WHAT YOU ARE ASKED TO DO:
Identify all lines in the data containing the string "name". Copy them out.

-- Begin --

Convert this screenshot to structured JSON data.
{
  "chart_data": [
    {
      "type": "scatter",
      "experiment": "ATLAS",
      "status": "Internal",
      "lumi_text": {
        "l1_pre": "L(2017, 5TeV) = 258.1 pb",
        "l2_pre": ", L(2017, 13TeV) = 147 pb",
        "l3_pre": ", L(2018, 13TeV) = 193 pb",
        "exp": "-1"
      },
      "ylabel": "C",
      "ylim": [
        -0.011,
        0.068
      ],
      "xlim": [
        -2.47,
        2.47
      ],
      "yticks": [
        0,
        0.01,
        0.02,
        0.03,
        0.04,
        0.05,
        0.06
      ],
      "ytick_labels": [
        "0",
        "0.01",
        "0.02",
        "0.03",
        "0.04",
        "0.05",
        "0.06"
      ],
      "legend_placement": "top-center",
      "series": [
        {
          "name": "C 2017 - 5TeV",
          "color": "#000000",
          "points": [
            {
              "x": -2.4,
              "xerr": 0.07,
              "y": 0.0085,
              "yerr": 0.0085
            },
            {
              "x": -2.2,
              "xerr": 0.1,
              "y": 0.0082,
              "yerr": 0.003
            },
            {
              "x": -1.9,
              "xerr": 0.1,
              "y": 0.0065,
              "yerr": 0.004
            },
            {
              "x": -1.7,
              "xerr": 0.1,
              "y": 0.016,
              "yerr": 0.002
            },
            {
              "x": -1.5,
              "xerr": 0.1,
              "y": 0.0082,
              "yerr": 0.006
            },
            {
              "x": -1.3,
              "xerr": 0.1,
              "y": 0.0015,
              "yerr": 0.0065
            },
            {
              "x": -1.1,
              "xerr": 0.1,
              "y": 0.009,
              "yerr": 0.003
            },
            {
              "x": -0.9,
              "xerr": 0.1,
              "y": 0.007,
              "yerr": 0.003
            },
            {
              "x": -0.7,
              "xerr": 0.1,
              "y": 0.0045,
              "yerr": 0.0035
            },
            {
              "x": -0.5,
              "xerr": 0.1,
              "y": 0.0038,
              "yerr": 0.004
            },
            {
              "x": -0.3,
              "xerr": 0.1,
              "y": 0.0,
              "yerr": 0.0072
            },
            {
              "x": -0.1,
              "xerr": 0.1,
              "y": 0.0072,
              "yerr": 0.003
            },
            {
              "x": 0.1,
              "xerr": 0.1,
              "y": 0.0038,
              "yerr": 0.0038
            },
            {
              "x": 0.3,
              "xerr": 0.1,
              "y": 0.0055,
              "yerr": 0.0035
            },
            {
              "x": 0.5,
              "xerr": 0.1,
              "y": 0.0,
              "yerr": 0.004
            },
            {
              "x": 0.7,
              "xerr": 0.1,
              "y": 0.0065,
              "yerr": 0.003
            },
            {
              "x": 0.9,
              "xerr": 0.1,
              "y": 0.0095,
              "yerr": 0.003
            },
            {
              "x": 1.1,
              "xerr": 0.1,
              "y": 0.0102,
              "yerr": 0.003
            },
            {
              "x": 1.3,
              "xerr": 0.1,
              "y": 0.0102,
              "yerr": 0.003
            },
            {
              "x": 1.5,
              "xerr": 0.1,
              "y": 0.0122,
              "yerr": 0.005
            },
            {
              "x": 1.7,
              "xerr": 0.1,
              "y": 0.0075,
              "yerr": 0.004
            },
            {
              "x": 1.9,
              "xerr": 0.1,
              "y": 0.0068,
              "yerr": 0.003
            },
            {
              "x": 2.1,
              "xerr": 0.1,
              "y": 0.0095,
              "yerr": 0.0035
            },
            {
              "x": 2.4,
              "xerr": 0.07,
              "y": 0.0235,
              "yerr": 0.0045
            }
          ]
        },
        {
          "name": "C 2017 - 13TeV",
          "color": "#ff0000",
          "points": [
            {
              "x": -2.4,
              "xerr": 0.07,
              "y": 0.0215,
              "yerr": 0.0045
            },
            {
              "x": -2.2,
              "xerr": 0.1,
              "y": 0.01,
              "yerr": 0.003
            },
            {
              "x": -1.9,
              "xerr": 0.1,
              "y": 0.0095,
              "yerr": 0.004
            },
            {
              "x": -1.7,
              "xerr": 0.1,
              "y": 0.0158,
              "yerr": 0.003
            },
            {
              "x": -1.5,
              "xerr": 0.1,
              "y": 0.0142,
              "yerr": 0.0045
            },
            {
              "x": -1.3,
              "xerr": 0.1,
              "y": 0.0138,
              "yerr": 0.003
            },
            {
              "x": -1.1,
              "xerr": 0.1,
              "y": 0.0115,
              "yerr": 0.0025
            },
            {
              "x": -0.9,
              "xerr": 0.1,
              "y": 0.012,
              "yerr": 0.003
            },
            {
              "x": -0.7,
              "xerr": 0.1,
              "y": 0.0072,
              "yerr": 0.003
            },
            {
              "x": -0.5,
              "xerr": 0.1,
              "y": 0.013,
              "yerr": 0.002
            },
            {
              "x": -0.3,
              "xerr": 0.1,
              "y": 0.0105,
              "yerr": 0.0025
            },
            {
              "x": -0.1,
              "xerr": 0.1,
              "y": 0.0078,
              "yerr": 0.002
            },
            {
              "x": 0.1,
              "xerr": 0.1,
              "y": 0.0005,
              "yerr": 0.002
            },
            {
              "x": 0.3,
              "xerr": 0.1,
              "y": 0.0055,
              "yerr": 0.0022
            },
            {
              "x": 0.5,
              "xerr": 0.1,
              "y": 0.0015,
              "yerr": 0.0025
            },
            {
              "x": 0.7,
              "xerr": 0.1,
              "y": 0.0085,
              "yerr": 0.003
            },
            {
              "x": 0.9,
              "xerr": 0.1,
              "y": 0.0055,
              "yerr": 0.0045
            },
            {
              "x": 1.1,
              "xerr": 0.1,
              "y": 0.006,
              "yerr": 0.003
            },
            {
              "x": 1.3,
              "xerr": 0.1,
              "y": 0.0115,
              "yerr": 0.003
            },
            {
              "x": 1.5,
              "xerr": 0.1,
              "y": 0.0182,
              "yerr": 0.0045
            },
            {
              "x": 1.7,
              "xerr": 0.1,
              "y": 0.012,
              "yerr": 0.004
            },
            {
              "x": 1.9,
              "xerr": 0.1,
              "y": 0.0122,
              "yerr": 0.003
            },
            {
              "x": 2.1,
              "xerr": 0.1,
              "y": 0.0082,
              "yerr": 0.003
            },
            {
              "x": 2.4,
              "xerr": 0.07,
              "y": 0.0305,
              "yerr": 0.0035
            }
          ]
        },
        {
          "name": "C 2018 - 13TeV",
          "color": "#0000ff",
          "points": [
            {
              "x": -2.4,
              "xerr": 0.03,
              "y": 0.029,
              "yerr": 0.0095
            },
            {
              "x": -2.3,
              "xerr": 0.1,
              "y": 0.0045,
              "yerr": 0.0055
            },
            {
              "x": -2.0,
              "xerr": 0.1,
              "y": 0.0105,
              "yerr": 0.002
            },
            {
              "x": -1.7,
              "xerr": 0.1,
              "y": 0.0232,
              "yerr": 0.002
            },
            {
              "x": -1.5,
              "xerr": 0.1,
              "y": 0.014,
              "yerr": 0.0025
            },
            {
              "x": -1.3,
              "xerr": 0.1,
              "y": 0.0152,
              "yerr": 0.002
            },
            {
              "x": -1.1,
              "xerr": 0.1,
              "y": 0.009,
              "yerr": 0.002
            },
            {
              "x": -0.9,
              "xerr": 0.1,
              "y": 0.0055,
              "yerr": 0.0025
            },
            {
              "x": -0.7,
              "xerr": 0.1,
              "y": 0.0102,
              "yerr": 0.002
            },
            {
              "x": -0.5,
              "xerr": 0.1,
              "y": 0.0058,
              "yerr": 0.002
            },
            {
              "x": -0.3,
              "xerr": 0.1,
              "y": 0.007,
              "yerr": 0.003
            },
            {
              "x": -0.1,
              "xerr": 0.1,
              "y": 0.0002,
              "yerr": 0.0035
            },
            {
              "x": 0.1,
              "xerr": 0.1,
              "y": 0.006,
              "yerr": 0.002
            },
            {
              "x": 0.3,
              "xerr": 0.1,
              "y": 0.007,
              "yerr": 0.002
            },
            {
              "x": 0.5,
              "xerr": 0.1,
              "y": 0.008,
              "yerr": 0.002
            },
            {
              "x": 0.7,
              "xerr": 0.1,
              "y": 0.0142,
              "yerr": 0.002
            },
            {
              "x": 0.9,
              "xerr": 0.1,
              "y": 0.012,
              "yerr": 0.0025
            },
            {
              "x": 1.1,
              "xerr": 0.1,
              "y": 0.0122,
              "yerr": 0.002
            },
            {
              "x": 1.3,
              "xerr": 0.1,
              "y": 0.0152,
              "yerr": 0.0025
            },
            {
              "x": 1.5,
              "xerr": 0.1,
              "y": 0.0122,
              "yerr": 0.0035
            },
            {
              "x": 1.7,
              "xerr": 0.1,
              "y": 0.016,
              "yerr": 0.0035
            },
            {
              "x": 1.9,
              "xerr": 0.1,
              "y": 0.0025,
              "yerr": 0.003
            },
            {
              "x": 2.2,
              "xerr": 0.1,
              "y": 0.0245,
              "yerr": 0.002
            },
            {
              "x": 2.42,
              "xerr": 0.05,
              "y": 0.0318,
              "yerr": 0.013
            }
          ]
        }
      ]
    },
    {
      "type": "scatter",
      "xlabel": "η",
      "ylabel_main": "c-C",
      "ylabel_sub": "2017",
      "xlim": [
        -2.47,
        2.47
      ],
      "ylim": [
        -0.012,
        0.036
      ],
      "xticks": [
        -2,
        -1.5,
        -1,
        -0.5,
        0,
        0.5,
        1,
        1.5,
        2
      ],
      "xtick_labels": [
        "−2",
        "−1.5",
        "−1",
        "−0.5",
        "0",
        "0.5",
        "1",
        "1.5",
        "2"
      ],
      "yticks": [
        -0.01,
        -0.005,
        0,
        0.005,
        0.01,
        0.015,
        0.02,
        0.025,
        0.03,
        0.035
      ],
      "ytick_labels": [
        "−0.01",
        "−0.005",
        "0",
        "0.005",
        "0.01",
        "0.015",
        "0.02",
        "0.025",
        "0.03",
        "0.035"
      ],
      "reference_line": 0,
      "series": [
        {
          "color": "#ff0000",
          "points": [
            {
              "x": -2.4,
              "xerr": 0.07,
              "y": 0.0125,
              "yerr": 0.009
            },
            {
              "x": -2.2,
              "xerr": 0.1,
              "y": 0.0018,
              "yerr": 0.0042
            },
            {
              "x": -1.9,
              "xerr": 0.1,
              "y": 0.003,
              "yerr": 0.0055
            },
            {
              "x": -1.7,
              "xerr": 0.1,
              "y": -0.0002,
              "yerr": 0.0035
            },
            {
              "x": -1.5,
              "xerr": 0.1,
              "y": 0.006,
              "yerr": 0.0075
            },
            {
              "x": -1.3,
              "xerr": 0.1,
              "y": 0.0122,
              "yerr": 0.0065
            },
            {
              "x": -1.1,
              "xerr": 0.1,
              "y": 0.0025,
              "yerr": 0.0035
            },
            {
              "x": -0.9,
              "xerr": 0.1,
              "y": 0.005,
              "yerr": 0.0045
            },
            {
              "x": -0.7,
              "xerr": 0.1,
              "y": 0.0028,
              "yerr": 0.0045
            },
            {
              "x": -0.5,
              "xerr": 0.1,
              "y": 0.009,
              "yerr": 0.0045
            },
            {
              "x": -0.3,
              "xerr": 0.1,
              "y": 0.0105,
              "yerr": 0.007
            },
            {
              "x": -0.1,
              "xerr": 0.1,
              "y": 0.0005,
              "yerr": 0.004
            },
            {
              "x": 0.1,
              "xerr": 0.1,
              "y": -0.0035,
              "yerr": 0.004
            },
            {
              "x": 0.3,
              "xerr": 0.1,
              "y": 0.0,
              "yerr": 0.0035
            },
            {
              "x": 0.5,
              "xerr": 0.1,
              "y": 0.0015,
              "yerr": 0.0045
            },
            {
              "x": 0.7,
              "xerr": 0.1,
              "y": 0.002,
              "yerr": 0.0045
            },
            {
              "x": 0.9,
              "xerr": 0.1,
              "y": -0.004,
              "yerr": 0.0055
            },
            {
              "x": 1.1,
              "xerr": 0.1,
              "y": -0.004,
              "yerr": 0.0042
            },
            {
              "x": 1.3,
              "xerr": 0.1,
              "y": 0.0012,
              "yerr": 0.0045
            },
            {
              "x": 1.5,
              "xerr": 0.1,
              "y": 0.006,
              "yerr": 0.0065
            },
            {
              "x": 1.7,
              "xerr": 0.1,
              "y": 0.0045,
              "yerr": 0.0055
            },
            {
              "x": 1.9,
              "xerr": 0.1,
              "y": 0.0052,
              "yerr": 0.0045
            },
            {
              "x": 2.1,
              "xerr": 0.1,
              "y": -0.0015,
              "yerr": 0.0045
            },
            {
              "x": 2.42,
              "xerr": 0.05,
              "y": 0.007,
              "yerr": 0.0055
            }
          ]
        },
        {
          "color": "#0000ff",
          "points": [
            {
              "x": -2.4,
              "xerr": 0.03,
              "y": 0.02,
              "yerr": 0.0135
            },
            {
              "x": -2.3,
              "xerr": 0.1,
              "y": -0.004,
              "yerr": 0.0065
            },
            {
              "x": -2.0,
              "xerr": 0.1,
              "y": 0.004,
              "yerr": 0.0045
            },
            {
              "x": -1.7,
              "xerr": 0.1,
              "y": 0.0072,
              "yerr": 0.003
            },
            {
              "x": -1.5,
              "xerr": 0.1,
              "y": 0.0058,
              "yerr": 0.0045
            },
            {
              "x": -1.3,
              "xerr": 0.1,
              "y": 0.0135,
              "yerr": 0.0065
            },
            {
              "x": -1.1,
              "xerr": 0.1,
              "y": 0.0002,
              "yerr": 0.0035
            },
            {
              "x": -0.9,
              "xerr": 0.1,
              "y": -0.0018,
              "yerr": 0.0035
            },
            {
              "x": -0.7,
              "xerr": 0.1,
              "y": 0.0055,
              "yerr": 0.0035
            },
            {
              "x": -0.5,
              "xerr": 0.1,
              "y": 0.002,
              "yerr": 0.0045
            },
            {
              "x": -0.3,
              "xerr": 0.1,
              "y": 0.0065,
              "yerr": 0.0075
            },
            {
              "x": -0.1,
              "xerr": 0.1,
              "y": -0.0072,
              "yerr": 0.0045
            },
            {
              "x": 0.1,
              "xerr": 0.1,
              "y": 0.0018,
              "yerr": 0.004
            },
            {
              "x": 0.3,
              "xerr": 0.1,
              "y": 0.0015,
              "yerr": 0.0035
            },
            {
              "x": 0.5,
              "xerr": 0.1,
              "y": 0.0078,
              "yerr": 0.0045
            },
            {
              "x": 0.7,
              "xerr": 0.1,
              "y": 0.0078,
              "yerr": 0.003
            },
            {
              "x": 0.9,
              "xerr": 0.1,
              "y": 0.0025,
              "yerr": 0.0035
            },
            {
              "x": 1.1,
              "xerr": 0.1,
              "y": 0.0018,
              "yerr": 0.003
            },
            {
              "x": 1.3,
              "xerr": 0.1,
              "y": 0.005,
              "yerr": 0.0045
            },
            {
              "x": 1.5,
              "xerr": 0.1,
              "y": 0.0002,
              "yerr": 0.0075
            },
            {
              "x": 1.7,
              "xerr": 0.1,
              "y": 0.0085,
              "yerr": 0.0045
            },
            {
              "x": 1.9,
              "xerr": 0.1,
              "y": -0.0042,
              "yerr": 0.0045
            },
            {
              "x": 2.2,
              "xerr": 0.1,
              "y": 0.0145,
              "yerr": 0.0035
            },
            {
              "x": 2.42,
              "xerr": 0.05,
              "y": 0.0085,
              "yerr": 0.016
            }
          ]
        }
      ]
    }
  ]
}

-- End --

OUTPUT BELOW:
          "name": "C 2017 - 5TeV",
          "name": "C 2017 - 13TeV",
          "name": "C 2018 - 13TeV",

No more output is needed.